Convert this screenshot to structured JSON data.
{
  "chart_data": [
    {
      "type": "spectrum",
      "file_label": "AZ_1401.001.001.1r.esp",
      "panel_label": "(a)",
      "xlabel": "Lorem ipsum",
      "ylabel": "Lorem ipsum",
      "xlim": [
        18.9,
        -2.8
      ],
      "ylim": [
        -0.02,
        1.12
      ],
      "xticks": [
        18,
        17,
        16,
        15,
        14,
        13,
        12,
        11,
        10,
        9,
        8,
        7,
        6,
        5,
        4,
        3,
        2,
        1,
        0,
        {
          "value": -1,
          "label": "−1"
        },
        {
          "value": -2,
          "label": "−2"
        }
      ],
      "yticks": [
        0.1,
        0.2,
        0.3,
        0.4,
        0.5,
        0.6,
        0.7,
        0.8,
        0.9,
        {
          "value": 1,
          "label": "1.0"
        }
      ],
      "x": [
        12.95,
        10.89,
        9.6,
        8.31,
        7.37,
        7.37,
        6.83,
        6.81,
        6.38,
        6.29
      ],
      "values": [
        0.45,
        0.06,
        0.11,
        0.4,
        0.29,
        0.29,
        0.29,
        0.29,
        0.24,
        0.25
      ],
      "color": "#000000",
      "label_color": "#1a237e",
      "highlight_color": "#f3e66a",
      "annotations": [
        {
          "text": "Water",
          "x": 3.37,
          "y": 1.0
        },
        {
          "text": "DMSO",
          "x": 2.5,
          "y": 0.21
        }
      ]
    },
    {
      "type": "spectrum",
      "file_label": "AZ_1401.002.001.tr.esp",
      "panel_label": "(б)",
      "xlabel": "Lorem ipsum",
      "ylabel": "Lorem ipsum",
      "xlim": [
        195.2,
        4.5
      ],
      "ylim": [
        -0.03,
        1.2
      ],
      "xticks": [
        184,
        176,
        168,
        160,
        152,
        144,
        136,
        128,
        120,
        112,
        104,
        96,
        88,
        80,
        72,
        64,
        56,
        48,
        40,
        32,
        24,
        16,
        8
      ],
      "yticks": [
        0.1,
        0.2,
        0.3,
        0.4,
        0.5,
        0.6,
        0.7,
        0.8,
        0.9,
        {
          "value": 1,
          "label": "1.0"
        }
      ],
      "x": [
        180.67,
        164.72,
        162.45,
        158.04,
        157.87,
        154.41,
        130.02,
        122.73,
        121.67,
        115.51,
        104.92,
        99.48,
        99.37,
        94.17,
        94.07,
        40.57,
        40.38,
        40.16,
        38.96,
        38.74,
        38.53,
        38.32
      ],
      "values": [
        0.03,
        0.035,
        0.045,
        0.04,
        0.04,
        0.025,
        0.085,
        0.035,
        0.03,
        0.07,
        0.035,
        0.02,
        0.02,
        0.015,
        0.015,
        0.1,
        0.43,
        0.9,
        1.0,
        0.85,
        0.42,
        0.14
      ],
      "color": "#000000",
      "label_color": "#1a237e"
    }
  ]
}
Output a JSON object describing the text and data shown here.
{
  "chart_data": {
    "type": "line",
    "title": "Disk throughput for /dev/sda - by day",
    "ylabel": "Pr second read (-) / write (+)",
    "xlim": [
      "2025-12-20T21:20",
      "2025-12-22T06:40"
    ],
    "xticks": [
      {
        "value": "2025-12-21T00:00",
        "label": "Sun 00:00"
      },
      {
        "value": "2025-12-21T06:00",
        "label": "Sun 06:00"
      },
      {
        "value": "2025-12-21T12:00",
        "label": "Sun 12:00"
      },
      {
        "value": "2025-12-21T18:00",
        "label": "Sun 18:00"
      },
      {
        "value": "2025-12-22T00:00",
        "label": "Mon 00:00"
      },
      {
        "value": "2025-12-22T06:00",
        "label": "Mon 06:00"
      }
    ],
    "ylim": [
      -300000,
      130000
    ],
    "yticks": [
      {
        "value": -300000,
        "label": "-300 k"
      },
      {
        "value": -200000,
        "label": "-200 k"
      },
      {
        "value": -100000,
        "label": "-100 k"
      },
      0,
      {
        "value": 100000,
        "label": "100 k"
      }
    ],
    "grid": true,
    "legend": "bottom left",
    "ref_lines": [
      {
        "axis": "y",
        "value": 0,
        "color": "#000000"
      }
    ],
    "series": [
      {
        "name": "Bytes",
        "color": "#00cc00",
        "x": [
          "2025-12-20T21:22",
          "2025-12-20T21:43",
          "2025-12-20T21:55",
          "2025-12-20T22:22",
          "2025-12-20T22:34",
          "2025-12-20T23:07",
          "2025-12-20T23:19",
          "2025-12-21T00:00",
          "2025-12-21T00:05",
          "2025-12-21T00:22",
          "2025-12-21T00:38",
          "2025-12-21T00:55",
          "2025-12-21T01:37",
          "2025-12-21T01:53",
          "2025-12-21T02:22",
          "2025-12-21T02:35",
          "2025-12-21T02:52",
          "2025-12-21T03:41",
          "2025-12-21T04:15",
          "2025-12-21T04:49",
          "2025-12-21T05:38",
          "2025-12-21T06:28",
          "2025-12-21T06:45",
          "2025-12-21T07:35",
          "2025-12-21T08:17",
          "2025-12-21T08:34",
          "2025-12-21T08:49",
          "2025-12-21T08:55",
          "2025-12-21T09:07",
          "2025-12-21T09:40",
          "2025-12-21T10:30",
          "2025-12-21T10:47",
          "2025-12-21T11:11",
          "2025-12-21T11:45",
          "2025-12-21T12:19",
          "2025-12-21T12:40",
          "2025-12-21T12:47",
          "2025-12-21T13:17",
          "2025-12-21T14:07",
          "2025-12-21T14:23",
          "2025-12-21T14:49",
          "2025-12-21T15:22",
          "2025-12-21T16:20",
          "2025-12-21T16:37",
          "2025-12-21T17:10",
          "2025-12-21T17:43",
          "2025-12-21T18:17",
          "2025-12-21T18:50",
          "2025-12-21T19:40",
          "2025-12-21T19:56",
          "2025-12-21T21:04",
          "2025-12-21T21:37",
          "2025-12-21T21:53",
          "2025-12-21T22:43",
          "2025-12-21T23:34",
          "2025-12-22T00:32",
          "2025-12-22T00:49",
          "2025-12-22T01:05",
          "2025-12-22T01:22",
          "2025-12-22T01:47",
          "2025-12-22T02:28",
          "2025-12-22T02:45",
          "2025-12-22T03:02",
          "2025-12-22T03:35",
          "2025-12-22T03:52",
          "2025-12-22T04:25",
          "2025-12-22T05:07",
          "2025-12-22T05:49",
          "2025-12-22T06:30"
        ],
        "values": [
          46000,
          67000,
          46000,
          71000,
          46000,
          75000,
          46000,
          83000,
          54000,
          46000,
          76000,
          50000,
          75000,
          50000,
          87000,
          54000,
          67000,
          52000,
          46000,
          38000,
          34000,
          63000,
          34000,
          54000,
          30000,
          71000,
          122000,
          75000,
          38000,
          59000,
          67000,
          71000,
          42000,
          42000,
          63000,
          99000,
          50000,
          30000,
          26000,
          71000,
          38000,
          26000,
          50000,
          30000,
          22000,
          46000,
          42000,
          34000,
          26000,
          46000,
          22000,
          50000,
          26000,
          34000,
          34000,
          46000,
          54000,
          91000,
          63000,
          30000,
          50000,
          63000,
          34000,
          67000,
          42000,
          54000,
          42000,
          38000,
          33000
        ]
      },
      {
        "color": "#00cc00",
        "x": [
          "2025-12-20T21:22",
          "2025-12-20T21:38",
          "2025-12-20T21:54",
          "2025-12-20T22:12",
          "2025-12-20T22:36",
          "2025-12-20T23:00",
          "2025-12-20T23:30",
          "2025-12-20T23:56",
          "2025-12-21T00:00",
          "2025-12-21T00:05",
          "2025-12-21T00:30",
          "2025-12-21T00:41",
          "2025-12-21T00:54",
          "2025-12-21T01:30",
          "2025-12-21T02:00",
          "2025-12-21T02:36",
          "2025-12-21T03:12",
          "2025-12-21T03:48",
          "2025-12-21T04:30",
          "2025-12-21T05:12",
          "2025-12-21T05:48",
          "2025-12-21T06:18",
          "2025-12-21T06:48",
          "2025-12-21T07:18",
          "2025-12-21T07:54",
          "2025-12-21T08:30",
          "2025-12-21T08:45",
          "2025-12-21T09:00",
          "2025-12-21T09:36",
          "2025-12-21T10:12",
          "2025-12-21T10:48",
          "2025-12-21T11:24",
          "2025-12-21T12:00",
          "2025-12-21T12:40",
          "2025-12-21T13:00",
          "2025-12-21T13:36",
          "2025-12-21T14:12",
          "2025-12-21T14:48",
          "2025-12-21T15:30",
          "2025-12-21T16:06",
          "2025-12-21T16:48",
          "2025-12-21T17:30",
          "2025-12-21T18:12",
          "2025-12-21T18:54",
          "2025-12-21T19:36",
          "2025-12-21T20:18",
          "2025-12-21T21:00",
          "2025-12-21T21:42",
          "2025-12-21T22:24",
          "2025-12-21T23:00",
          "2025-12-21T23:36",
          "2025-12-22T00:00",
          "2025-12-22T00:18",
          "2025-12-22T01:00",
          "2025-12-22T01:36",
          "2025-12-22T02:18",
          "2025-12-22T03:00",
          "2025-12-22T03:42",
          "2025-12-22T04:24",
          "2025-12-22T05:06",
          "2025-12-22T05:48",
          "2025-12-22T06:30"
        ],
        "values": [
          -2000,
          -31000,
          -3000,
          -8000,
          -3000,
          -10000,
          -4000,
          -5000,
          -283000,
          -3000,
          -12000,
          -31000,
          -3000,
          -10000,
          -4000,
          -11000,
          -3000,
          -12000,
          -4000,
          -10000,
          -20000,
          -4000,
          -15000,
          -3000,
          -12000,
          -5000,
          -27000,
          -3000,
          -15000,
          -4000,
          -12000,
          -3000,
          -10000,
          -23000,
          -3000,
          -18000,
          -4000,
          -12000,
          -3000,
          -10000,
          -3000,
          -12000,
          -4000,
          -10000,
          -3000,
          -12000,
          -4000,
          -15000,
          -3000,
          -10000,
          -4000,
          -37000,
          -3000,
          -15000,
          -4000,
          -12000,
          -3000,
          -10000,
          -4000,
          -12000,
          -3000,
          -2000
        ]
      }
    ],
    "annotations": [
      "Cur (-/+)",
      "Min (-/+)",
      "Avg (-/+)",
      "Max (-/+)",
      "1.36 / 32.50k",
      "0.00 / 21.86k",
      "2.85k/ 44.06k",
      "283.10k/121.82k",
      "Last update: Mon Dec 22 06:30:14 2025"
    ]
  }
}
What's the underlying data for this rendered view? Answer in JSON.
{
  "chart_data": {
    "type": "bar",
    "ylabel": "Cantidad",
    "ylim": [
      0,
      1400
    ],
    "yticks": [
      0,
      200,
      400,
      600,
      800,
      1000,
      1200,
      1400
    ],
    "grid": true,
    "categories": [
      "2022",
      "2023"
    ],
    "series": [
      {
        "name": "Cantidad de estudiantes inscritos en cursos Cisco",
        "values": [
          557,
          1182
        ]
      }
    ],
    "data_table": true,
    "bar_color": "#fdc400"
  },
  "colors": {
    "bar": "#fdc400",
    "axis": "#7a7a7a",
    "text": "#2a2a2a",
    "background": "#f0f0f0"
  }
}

WHAT YOU SHOULD DO :: Copy out every line of the listing that includes the string "Cantidad".

SOLUTION TO THIS PROBLEM ::
    "ylabel": "Cantidad",
        "name": "Cantidad de estudiantes inscritos en cursos Cisco",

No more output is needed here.